Count how many lines in this material contain "icon". The answer is that number alone.

═════ Dataset extract

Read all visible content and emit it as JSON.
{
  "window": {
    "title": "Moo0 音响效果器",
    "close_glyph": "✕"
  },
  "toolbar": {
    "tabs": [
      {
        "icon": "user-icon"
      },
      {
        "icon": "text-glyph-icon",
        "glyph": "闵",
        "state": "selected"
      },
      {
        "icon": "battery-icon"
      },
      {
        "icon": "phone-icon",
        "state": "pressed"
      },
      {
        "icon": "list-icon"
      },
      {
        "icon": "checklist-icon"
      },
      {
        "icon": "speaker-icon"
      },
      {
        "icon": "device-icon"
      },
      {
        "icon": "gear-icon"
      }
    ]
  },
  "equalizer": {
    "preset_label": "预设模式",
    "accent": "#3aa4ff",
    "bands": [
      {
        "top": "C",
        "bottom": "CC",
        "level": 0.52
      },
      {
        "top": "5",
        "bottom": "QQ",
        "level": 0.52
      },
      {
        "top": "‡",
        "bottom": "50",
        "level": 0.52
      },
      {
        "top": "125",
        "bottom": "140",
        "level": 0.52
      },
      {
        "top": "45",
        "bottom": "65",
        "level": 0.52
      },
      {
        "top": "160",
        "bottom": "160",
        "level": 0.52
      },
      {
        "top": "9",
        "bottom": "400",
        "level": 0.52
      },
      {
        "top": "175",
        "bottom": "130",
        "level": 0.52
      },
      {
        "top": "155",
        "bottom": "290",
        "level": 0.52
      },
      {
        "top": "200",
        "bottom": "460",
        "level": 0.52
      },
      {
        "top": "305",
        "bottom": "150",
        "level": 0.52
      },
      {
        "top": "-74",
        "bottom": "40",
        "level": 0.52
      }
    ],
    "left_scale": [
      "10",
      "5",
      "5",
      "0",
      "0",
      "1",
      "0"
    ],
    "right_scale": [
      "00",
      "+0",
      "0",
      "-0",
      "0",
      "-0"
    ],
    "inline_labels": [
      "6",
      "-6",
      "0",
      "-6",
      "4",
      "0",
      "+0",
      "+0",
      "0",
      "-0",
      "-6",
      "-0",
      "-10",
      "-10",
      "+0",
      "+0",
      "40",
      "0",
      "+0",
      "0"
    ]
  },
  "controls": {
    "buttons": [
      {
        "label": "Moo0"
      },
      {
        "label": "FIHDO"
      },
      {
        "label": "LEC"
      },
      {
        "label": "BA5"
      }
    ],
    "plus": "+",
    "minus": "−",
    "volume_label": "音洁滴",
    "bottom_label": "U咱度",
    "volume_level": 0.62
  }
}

══════════

- Reply to the task -
9